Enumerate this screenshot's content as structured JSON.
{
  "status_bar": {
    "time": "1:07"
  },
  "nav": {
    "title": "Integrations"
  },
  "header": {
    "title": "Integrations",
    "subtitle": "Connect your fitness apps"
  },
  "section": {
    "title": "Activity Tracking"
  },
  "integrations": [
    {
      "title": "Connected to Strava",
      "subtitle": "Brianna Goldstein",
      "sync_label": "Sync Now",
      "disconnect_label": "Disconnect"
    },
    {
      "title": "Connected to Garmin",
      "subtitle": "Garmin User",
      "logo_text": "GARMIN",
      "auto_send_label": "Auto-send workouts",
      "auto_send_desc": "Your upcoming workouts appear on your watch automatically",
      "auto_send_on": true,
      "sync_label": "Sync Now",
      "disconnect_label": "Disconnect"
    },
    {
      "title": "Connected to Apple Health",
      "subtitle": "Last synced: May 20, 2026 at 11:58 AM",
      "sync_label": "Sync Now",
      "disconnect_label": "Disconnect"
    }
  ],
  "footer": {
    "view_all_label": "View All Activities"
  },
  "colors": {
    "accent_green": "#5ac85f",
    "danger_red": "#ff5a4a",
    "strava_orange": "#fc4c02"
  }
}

+ + + + +

Written exercise
All of the data needs to be reproduced exactly, with no line missing.

Result below
Enumerate this screenshot's content as structured JSON.
{
  "status_bar": {
    "time": "1:07"
  },
  "nav": {
    "title": "Integrations"
  },
  "header": {
    "title": "Integrations",
    "subtitle": "Connect your fitness apps"
  },
  "section": {
    "title": "Activity Tracking"
  },
  "integrations": [
    {
      "title": "Connected to Strava",
      "subtitle": "Brianna Goldstein",
      "sync_label": "Sync Now",
      "disconnect_label": "Disconnect"
    },
    {
      "title": "Connected to Garmin",
      "subtitle": "Garmin User",
      "logo_text": "GARMIN",
      "auto_send_label": "Auto-send workouts",
      "auto_send_desc": "Your upcoming workouts appear on your watch automatically",
      "auto_send_on": true,
      "sync_label": "Sync Now",
      "disconnect_label": "Disconnect"
    },
    {
      "title": "Connected to Apple Health",
      "subtitle": "Last synced: May 20, 2026 at 11:58 AM",
      "sync_label": "Sync Now",
      "disconnect_label": "Disconnect"
    }
  ],
  "footer": {
    "view_all_label": "View All Activities"
  },
  "colors": {
    "accent_green": "#5ac85f",
    "danger_red": "#ff5a4a",
    "strava_orange": "#fc4c02"
  }
}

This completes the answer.